Data extracted from a collection
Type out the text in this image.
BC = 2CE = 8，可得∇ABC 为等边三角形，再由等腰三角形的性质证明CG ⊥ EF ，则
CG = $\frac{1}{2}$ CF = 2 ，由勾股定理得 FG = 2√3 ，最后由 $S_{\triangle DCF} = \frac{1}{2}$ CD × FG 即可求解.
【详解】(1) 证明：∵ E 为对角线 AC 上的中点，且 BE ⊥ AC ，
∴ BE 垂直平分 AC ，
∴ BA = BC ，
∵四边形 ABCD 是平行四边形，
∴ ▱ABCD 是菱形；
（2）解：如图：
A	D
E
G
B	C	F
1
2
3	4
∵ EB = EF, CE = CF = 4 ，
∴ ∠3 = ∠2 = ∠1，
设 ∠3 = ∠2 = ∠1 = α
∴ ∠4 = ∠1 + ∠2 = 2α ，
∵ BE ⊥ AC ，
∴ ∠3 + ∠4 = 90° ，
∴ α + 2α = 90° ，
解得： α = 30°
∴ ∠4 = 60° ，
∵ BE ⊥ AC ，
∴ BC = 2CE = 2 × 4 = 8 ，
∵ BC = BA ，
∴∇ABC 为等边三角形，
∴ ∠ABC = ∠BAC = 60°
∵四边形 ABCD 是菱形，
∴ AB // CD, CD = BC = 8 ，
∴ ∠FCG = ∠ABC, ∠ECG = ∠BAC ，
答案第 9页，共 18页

_WHAT IS EXPECTED_
Reproduce the listing above word for word.

_FINISHED TASK_
Type out the text in this image.
BC = 2CE = 8，可得∇ABC 为等边三角形，再由等腰三角形的性质证明CG ⊥ EF ，则
CG = $\frac{1}{2}$ CF = 2 ，由勾股定理得 FG = 2√3 ，最后由 $S_{\triangle DCF} = \frac{1}{2}$ CD × FG 即可求解.
【详解】(1) 证明：∵ E 为对角线 AC 上的中点，且 BE ⊥ AC ，
∴ BE 垂直平分 AC ，
∴ BA = BC ，
∵四边形 ABCD 是平行四边形，
∴ ▱ABCD 是菱形；
（2）解：如图：
A	D
E
G
B	C	F
1
2
3	4
∵ EB = EF, CE = CF = 4 ，
∴ ∠3 = ∠2 = ∠1，
设 ∠3 = ∠2 = ∠1 = α
∴ ∠4 = ∠1 + ∠2 = 2α ，
∵ BE ⊥ AC ，
∴ ∠3 + ∠4 = 90° ，
∴ α + 2α = 90° ，
解得： α = 30°
∴ ∠4 = 60° ，
∵ BE ⊥ AC ，
∴ BC = 2CE = 2 × 4 = 8 ，
∵ BC = BA ，
∴∇ABC 为等边三角形，
∴ ∠ABC = ∠BAC = 60°
∵四边形 ABCD 是菱形，
∴ AB // CD, CD = BC = 8 ，
∴ ∠FCG = ∠ABC, ∠ECG = ∠BAC ，
答案第 9页，共 18页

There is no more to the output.